- **Text block**:
■ ■ ■
Hi.

Perhaps, it's a bit off-topic, but I suppose I can get some recommendations 
here.

I'm lecturing courses on Unix operating systems and need some literature 
recommendations.
So far I've recommended Robachevsky 
(https://books.google.ru/books/about/%D0%9E%D0%BF%D0%B5%D1%80%D0%B0%D1%86%D0%B8%D0%BE%D0%BD%D0%BD%D0%B0%D1%8F_%D1%81%D0%B8%D1%81%D1%82%D0%B5%D0%BC%D0%B0.html?id=AdHDYdGKPuMC&printsec=frontcover&source=kp_read_button&redir_esc=y#v=onepage&q&f=false)
 The Unix Operating System as basic book. It's a really great book, includes 
chapters devoted to UNIX API (libc), describes processes management, file 
systems  internals (ext3, ufs2), device organization (symbol/block devices, 
ptys, STREAMS), networking (sockets, TLI, implementation). 

Second book I recommend is Solaris Internals, but I understand that it's a bit 
too comples for students (and in fact, Robachevsky is more students-friendly - 
it's not so deep, but describes a bit wider set of topics, not directly related 
to Solaris). 

I really like these books, but they both are 10 years old now (or older). So I 
was wondering if there's more up-to-date book, devoted to Unix internals, which 
worth looking at?
■ ■ ■
- **Collected material**:

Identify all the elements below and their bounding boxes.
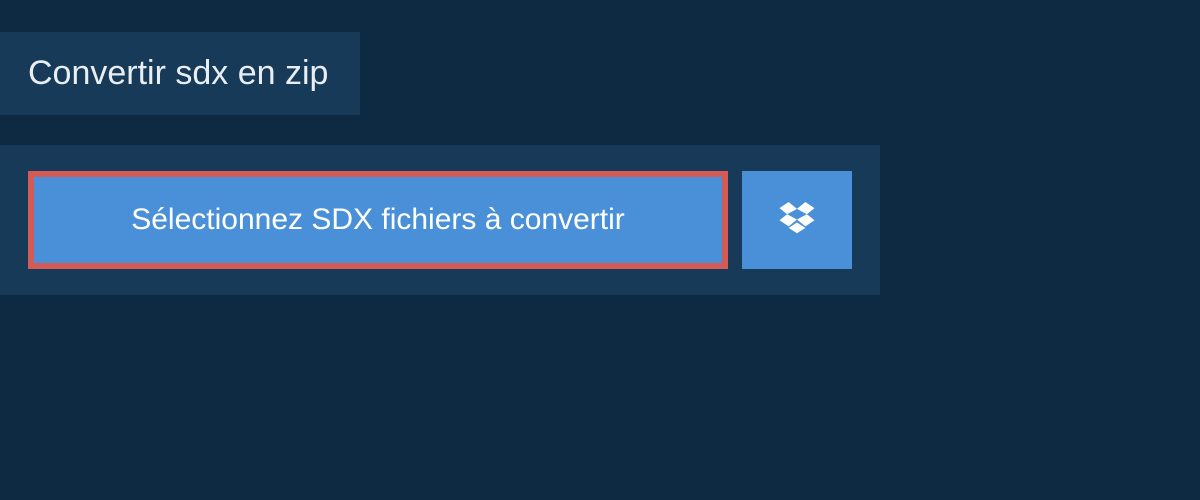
■ ■ ■
- **Required task 1**:
According to the post, which topics does the Robachevsky book cover? List each one.
- **Required task 2**:
Using the post, decide whether each statement is true. Support each decision with a quotation.
(a) The writer considers Solaris Internals more student-friendly than the Robachevsky book.
(b) Both recommended books are at least ten years old.
(c) The Robachevsky book covers the ext3 and ufs2 file systems.
The material is not needed for any of the work on the post.

- **Correct response 1**:
1. UNIX API (libc)
2. Processes management
3. File systems internals (ext3, ufs2)
4. Device organization (symbol/block devices, ptys, STREAMS)
5. Networking (sockets, TLI, implementation)

- **Correct response 2**:
(a) No: "Robachevsky is more students-friendly"
(b) Yes: "they both are 10 years old now (or older)"
(c) Yes: "(ext3, ufs2)"